**Problem to work on**
Lines holding the string "Hardware" are the ones to copy; find them all in the data.

### Records for processing

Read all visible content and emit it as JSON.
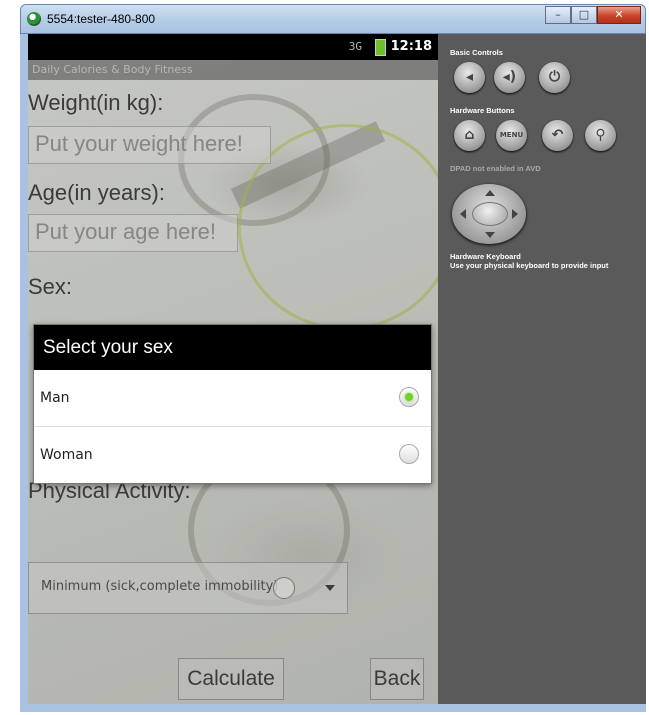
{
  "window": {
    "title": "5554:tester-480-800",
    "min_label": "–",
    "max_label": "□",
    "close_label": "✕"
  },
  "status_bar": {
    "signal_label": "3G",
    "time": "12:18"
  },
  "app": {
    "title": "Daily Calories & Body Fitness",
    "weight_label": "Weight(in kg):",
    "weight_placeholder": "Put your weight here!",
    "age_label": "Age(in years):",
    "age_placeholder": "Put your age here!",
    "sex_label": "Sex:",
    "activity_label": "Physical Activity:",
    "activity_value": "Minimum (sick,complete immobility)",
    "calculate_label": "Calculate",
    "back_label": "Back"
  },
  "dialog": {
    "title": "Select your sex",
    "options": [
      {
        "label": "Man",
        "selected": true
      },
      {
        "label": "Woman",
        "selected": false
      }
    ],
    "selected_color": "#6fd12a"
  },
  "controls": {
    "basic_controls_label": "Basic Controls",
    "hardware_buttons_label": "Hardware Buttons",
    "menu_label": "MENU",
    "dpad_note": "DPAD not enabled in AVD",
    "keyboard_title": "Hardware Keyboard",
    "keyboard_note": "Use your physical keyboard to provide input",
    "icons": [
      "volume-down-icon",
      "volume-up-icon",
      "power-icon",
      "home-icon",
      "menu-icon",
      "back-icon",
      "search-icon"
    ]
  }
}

######
### Records for processing

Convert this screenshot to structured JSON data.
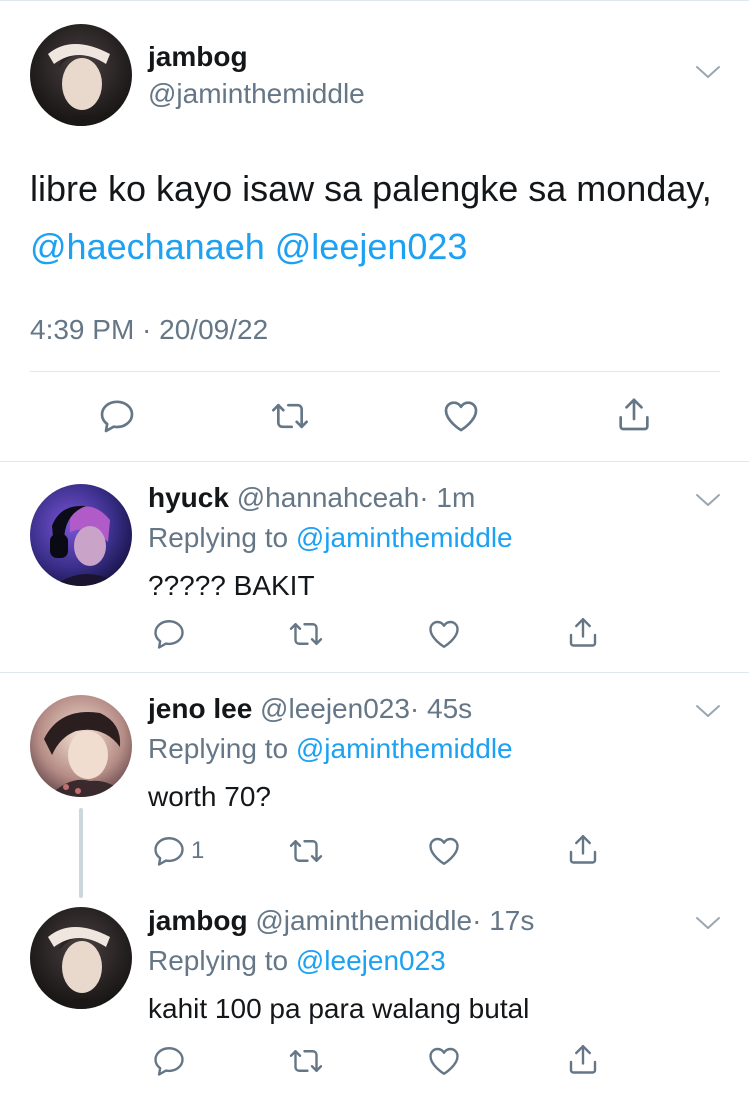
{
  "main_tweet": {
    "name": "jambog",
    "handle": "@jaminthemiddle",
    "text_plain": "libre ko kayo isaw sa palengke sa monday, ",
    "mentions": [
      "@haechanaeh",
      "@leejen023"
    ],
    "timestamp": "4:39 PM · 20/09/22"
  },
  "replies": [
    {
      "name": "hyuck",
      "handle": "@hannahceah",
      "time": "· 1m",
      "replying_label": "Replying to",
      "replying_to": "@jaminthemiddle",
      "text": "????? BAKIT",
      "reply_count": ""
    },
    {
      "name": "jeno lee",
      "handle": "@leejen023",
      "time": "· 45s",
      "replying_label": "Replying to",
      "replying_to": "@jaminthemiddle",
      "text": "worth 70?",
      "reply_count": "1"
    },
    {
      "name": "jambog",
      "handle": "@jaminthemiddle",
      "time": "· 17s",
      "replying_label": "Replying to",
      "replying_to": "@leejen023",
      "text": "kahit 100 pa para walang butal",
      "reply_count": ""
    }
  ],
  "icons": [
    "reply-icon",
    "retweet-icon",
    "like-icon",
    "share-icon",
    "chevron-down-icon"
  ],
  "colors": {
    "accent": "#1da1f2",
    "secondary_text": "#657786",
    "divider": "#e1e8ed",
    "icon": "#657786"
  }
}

######

**Result**
    "hardware_buttons_label": "Hardware Buttons",
    "keyboard_title": "Hardware Keyboard",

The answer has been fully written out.